• [Written task]
Copy out all lines carrying the word "Северо".
******
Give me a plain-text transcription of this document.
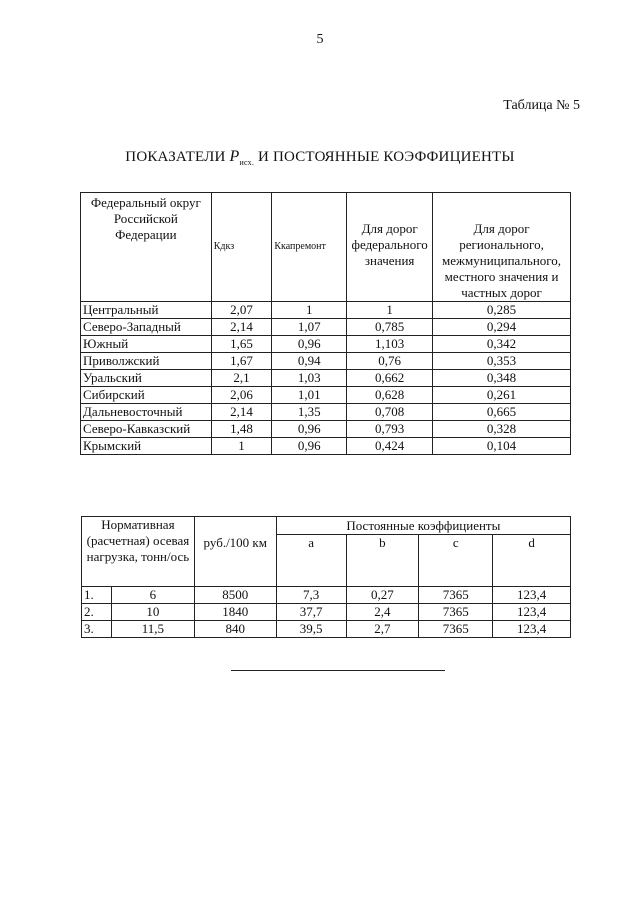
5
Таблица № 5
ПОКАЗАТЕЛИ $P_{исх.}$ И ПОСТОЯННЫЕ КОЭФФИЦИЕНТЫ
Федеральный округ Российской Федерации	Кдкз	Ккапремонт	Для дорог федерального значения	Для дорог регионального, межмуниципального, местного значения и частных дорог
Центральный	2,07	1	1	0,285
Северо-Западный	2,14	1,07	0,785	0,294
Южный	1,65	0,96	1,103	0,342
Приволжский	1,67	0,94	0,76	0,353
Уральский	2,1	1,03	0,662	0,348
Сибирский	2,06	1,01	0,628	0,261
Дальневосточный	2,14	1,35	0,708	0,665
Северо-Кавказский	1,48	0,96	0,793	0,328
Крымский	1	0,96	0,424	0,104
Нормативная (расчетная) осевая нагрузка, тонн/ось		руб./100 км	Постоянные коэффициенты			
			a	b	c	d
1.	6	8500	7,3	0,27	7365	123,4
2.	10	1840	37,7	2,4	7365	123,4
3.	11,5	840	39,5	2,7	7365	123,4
******
• [Expected answer]
Северо-Западный	2,14	1,07	0,785	0,294
Северо-Кавказский	1,48	0,96	0,793	0,328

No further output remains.